• [What to do] Write out the records beneath this line exactly as they appear, minus any images.

==== Listed records

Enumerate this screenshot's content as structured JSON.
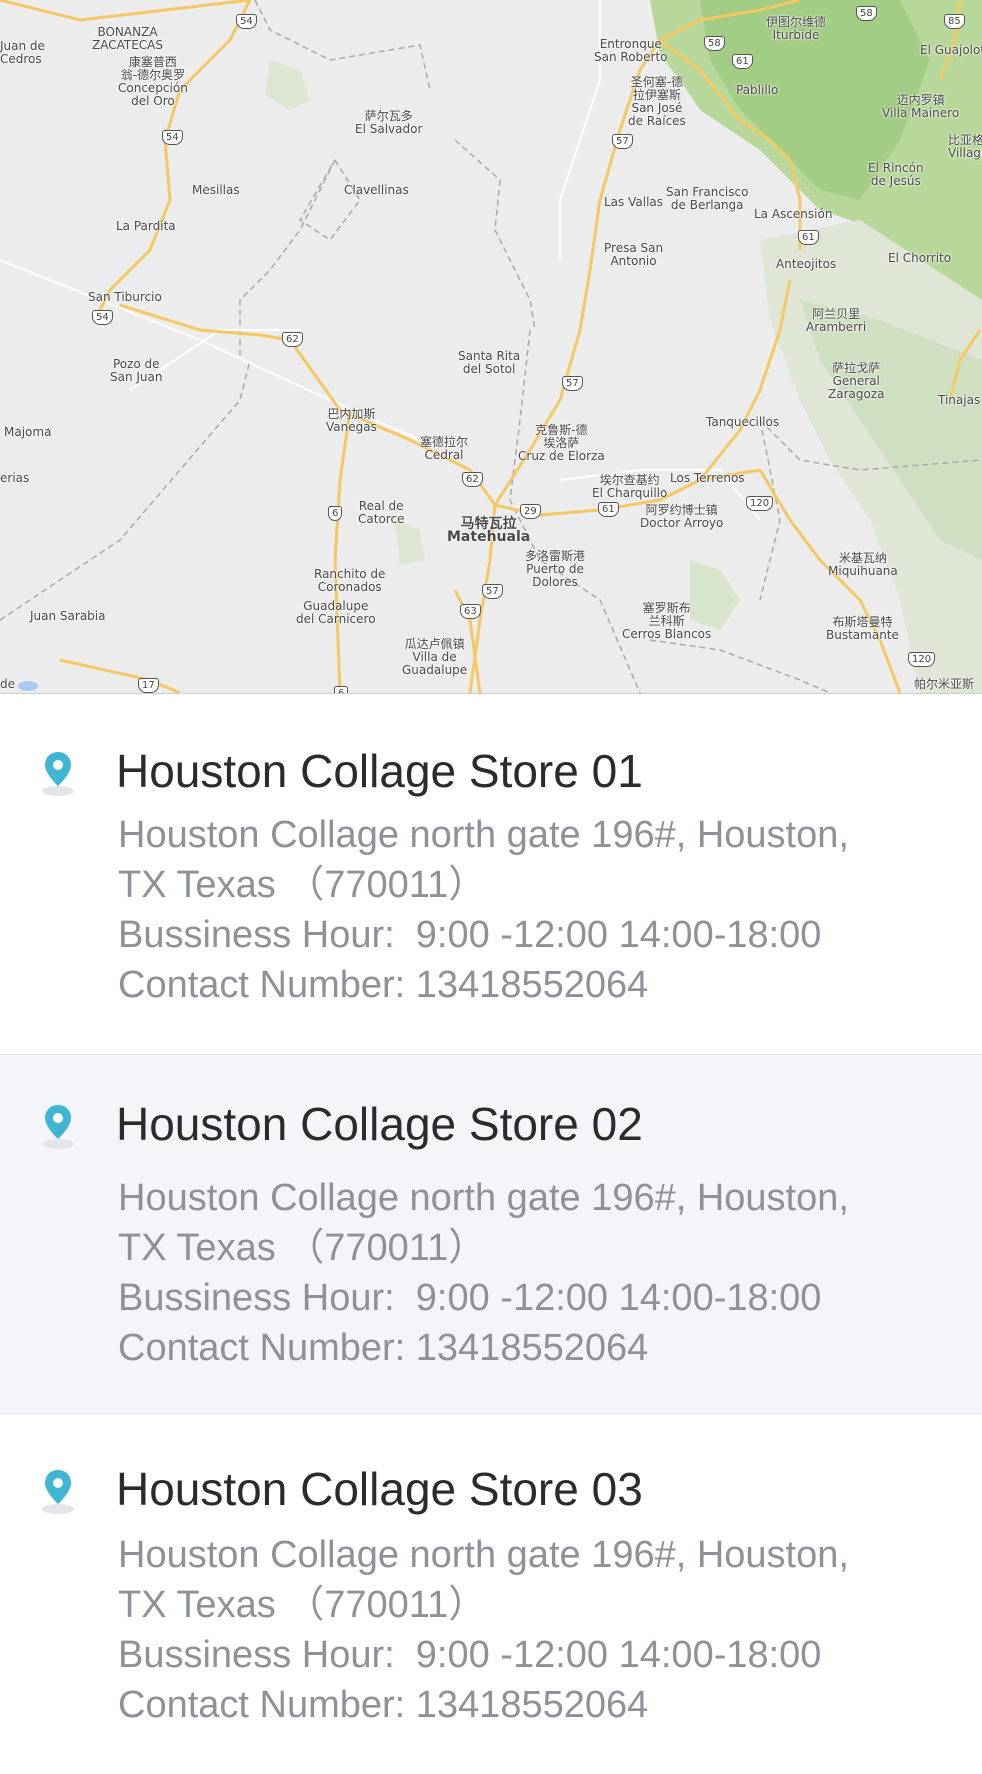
{
  "map": {
    "places": [
      {
        "id": "bonanza",
        "text": "BONANZA\nZACATECAS"
      },
      {
        "id": "juan-de-cedros",
        "text": "Juan de\nCedros"
      },
      {
        "id": "concepcion",
        "text": "康塞普西\n翁-德尔奥罗\nConcepción\ndel Oro"
      },
      {
        "id": "el-salvador",
        "text": "萨尔瓦多\nEl Salvador"
      },
      {
        "id": "mesillas",
        "text": "Mesillas"
      },
      {
        "id": "clavellinas",
        "text": "Clavellinas"
      },
      {
        "id": "la-pardita",
        "text": "La Pardita"
      },
      {
        "id": "san-tiburcio",
        "text": "San Tiburcio"
      },
      {
        "id": "pozo-de-san-juan",
        "text": "Pozo de\nSan Juan"
      },
      {
        "id": "majoma",
        "text": "Majoma"
      },
      {
        "id": "erias",
        "text": "erias"
      },
      {
        "id": "juan-sarabia",
        "text": "Juan Sarabia"
      },
      {
        "id": "vanegas",
        "text": "巴内加斯\nVanegas"
      },
      {
        "id": "santa-rita",
        "text": "Santa Rita\ndel Sotol"
      },
      {
        "id": "cedral",
        "text": "塞德拉尔\nCedral"
      },
      {
        "id": "cruz-de-elorza",
        "text": "克鲁斯-德\n埃洛萨\nCruz de Elorza"
      },
      {
        "id": "real-de-catorce",
        "text": "Real de\nCatorce"
      },
      {
        "id": "matehuala",
        "text": "马特瓦拉\nMatehuala"
      },
      {
        "id": "puerto-de-dolores",
        "text": "多洛雷斯港\nPuerto de\nDolores"
      },
      {
        "id": "ranchito",
        "text": "Ranchito de\nCoronados"
      },
      {
        "id": "guadalupe-carnicero",
        "text": "Guadalupe\ndel Carnicero"
      },
      {
        "id": "villa-de-guadalupe",
        "text": "瓜达卢佩镇\nVilla de\nGuadalupe"
      },
      {
        "id": "entronque",
        "text": "Entronque\nSan Roberto"
      },
      {
        "id": "san-jose-de-raices",
        "text": "圣何塞-德\n拉伊塞斯\nSan José\nde Raíces"
      },
      {
        "id": "iturbide",
        "text": "伊图尔维德\nIturbide"
      },
      {
        "id": "pablillo",
        "text": "Pablillo"
      },
      {
        "id": "el-guajolote",
        "text": "El Guajolot"
      },
      {
        "id": "villa-mainero",
        "text": "迈内罗镇\nVilla Mainero"
      },
      {
        "id": "villagran",
        "text": "比亚格\nVillagr"
      },
      {
        "id": "el-rincon",
        "text": "El Rincón\nde Jesús"
      },
      {
        "id": "san-francisco-berlanga",
        "text": "San Francisco\nde Berlanga"
      },
      {
        "id": "la-ascension",
        "text": "La Ascensión"
      },
      {
        "id": "las-vallas",
        "text": "Las Vallas"
      },
      {
        "id": "presa-san-antonio",
        "text": "Presa San\nAntonio"
      },
      {
        "id": "anteojitos",
        "text": "Anteojitos"
      },
      {
        "id": "el-chorrito",
        "text": "El Chorrito"
      },
      {
        "id": "aramberri",
        "text": "阿兰贝里\nAramberri"
      },
      {
        "id": "zaragoza",
        "text": "萨拉戈萨\nGeneral\nZaragoza"
      },
      {
        "id": "tinajas",
        "text": "Tinajas"
      },
      {
        "id": "tanquecillos",
        "text": "Tanquecillos"
      },
      {
        "id": "el-charquillo",
        "text": "埃尔查基约\nEl Charquillo"
      },
      {
        "id": "los-terrenos",
        "text": "Los Terrenos"
      },
      {
        "id": "doctor-arroyo",
        "text": "阿罗约博士镇\nDoctor Arroyo"
      },
      {
        "id": "miquihuana",
        "text": "米基瓦纳\nMiquihuana"
      },
      {
        "id": "cerros-blancos",
        "text": "塞罗斯布\n兰科斯\nCerros Blancos"
      },
      {
        "id": "bustamante",
        "text": "布斯塔曼特\nBustamante"
      },
      {
        "id": "palmillas",
        "text": "帕尔米亚斯"
      },
      {
        "id": "ide",
        "text": "de"
      }
    ],
    "shields": [
      "54",
      "54",
      "54",
      "62",
      "62",
      "6",
      "63",
      "57",
      "57",
      "57",
      "29",
      "61",
      "61",
      "61",
      "58",
      "58",
      "85",
      "120",
      "120",
      "17",
      "6"
    ]
  },
  "stores": [
    {
      "name": "Houston Collage Store 01",
      "address_line1": "Houston Collage north gate 196#, Houston,",
      "address_line2": "TX Texas （770011）",
      "hours": "Bussiness Hour:  9:00 -12:00 14:00-18:00",
      "contact": "Contact Number: 13418552064",
      "pin_color": "#3fb6d3"
    },
    {
      "name": "Houston Collage Store 02",
      "address_line1": "Houston Collage north gate 196#, Houston,",
      "address_line2": "TX Texas （770011）",
      "hours": "Bussiness Hour:  9:00 -12:00 14:00-18:00",
      "contact": "Contact Number: 13418552064",
      "pin_color": "#3fb6d3"
    },
    {
      "name": "Houston Collage Store 03",
      "address_line1": "Houston Collage north gate 196#, Houston,",
      "address_line2": "TX Texas （770011）",
      "hours": "Bussiness Hour:  9:00 -12:00 14:00-18:00",
      "contact": "Contact Number: 13418552064",
      "pin_color": "#3fb6d3"
    }
  ],
  "colors": {
    "selected_row_bg": "#f3f5f8",
    "title_text": "#2b2b2b",
    "detail_text": "#8e9298",
    "road": "#f4c862",
    "vegetation": "#b6d79b"
  }
}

========

• [Reply]
Enumerate this screenshot's content as structured JSON.
{
  "map": {
    "places": [
      {
        "id": "bonanza",
        "text": "BONANZA\nZACATECAS"
      },
      {
        "id": "juan-de-cedros",
        "text": "Juan de\nCedros"
      },
      {
        "id": "concepcion",
        "text": "康塞普西\n翁-德尔奥罗\nConcepción\ndel Oro"
      },
      {
        "id": "el-salvador",
        "text": "萨尔瓦多\nEl Salvador"
      },
      {
        "id": "mesillas",
        "text": "Mesillas"
      },
      {
        "id": "clavellinas",
        "text": "Clavellinas"
      },
      {
        "id": "la-pardita",
        "text": "La Pardita"
      },
      {
        "id": "san-tiburcio",
        "text": "San Tiburcio"
      },
      {
        "id": "pozo-de-san-juan",
        "text": "Pozo de\nSan Juan"
      },
      {
        "id": "majoma",
        "text": "Majoma"
      },
      {
        "id": "erias",
        "text": "erias"
      },
      {
        "id": "juan-sarabia",
        "text": "Juan Sarabia"
      },
      {
        "id": "vanegas",
        "text": "巴内加斯\nVanegas"
      },
      {
        "id": "santa-rita",
        "text": "Santa Rita\ndel Sotol"
      },
      {
        "id": "cedral",
        "text": "塞德拉尔\nCedral"
      },
      {
        "id": "cruz-de-elorza",
        "text": "克鲁斯-德\n埃洛萨\nCruz de Elorza"
      },
      {
        "id": "real-de-catorce",
        "text": "Real de\nCatorce"
      },
      {
        "id": "matehuala",
        "text": "马特瓦拉\nMatehuala"
      },
      {
        "id": "puerto-de-dolores",
        "text": "多洛雷斯港\nPuerto de\nDolores"
      },
      {
        "id": "ranchito",
        "text": "Ranchito de\nCoronados"
      },
      {
        "id": "guadalupe-carnicero",
        "text": "Guadalupe\ndel Carnicero"
      },
      {
        "id": "villa-de-guadalupe",
        "text": "瓜达卢佩镇\nVilla de\nGuadalupe"
      },
      {
        "id": "entronque",
        "text": "Entronque\nSan Roberto"
      },
      {
        "id": "san-jose-de-raices",
        "text": "圣何塞-德\n拉伊塞斯\nSan José\nde Raíces"
      },
      {
        "id": "iturbide",
        "text": "伊图尔维德\nIturbide"
      },
      {
        "id": "pablillo",
        "text": "Pablillo"
      },
      {
        "id": "el-guajolote",
        "text": "El Guajolot"
      },
      {
        "id": "villa-mainero",
        "text": "迈内罗镇\nVilla Mainero"
      },
      {
        "id": "villagran",
        "text": "比亚格\nVillagr"
      },
      {
        "id": "el-rincon",
        "text": "El Rincón\nde Jesús"
      },
      {
        "id": "san-francisco-berlanga",
        "text": "San Francisco\nde Berlanga"
      },
      {
        "id": "la-ascension",
        "text": "La Ascensión"
      },
      {
        "id": "las-vallas",
        "text": "Las Vallas"
      },
      {
        "id": "presa-san-antonio",
        "text": "Presa San\nAntonio"
      },
      {
        "id": "anteojitos",
        "text": "Anteojitos"
      },
      {
        "id": "el-chorrito",
        "text": "El Chorrito"
      },
      {
        "id": "aramberri",
        "text": "阿兰贝里\nAramberri"
      },
      {
        "id": "zaragoza",
        "text": "萨拉戈萨\nGeneral\nZaragoza"
      },
      {
        "id": "tinajas",
        "text": "Tinajas"
      },
      {
        "id": "tanquecillos",
        "text": "Tanquecillos"
      },
      {
        "id": "el-charquillo",
        "text": "埃尔查基约\nEl Charquillo"
      },
      {
        "id": "los-terrenos",
        "text": "Los Terrenos"
      },
      {
        "id": "doctor-arroyo",
        "text": "阿罗约博士镇\nDoctor Arroyo"
      },
      {
        "id": "miquihuana",
        "text": "米基瓦纳\nMiquihuana"
      },
      {
        "id": "cerros-blancos",
        "text": "塞罗斯布\n兰科斯\nCerros Blancos"
      },
      {
        "id": "bustamante",
        "text": "布斯塔曼特\nBustamante"
      },
      {
        "id": "palmillas",
        "text": "帕尔米亚斯"
      },
      {
        "id": "ide",
        "text": "de"
      }
    ],
    "shields": [
      "54",
      "54",
      "54",
      "62",
      "62",
      "6",
      "63",
      "57",
      "57",
      "57",
      "29",
      "61",
      "61",
      "61",
      "58",
      "58",
      "85",
      "120",
      "120",
      "17",
      "6"
    ]
  },
  "stores": [
    {
      "name": "Houston Collage Store 01",
      "address_line1": "Houston Collage north gate 196#, Houston,",
      "address_line2": "TX Texas （770011）",
      "hours": "Bussiness Hour:  9:00 -12:00 14:00-18:00",
      "contact": "Contact Number: 13418552064",
      "pin_color": "#3fb6d3"
    },
    {
      "name": "Houston Collage Store 02",
      "address_line1": "Houston Collage north gate 196#, Houston,",
      "address_line2": "TX Texas （770011）",
      "hours": "Bussiness Hour:  9:00 -12:00 14:00-18:00",
      "contact": "Contact Number: 13418552064",
      "pin_color": "#3fb6d3"
    },
    {
      "name": "Houston Collage Store 03",
      "address_line1": "Houston Collage north gate 196#, Houston,",
      "address_line2": "TX Texas （770011）",
      "hours": "Bussiness Hour:  9:00 -12:00 14:00-18:00",
      "contact": "Contact Number: 13418552064",
      "pin_color": "#3fb6d3"
    }
  ],
  "colors": {
    "selected_row_bg": "#f3f5f8",
    "title_text": "#2b2b2b",
    "detail_text": "#8e9298",
    "road": "#f4c862",
    "vegetation": "#b6d79b"
  }
}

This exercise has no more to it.